(Stored items from a collection)
* BEGIN *
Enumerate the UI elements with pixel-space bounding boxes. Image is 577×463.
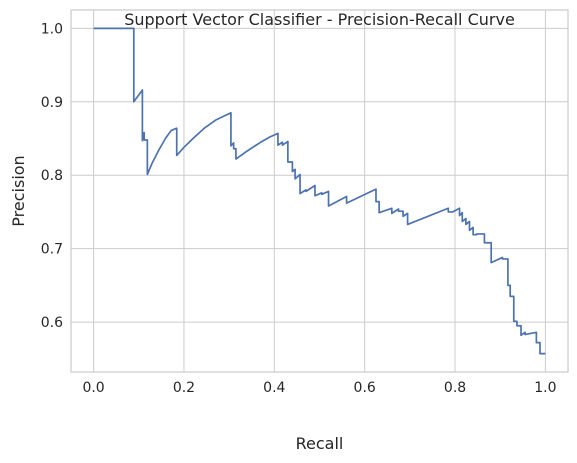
precision-recall-line — [93, 27, 546, 355]
chart-title: Support Vector Classifier - Precision-Re… — [124, 10, 515, 29]
y-axis-label: Precision — [9, 155, 28, 226]
y-tick-label: 0.6 — [41, 315, 63, 331]
series-group — [93, 27, 546, 355]
plot-area-frame — [70, 9, 569, 373]
y-gridlines — [71, 27, 568, 323]
x-axis-label: Recall — [296, 434, 344, 453]
x-tick-label: 0.6 — [354, 380, 376, 396]
y-tick-label: 1.0 — [41, 21, 63, 37]
y-tick-label: 0.7 — [41, 242, 63, 258]
y-tick-label: 0.9 — [41, 95, 63, 111]
x-tick-label: 1.0 — [534, 380, 556, 396]
x-gridlines — [93, 10, 546, 372]
x-tick-label: 0.0 — [82, 380, 104, 396]
y-tick-label: 0.8 — [41, 168, 63, 184]
x-tick-labels: 0.0 0.2 0.4 0.6 0.8 1.0 — [82, 380, 556, 396]
y-tick-labels: 0.6 0.7 0.8 0.9 1.0 — [41, 21, 63, 331]
x-tick-label: 0.4 — [263, 380, 285, 396]
x-tick-label: 0.8 — [444, 380, 466, 396]
x-tick-label: 0.2 — [173, 380, 195, 396]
* END *
Output every line of the entries as a JSON list of strings, one string per line, skipping blank lines and leaving out the pictures.

[
  "Enumerate the UI elements with pixel-space bounding boxes. Image is 577×463.",
  "precision-recall-line — [93, 27, 546, 355]",
  "chart-title: Support Vector Classifier - Precision-Re… — [124, 10, 515, 29]",
  "y-axis-label: Precision — [9, 155, 28, 226]",
  "y-tick-label: 0.6 — [41, 315, 63, 331]",
  "series-group — [93, 27, 546, 355]",
  "plot-area-frame — [70, 9, 569, 373]",
  "y-gridlines — [71, 27, 568, 323]",
  "x-axis-label: Recall — [296, 434, 344, 453]",
  "x-tick-label: 0.6 — [354, 380, 376, 396]",
  "y-tick-label: 1.0 — [41, 21, 63, 37]",
  "y-tick-label: 0.7 — [41, 242, 63, 258]",
  "y-tick-label: 0.9 — [41, 95, 63, 111]",
  "x-tick-label: 1.0 — [534, 380, 556, 396]",
  "x-gridlines — [93, 10, 546, 372]",
  "x-tick-label: 0.0 — [82, 380, 104, 396]",
  "y-tick-label: 0.8 — [41, 168, 63, 184]",
  "x-tick-labels: 0.0 0.2 0.4 0.6 0.8 1.0 — [82, 380, 556, 396]",
  "y-tick-labels: 0.6 0.7 0.8 0.9 1.0 — [41, 21, 63, 331]",
  "x-tick-label: 0.4 — [263, 380, 285, 396]",
  "x-tick-label: 0.8 — [444, 380, 466, 396]",
  "x-tick-label: 0.2 — [173, 380, 195, 396]"
]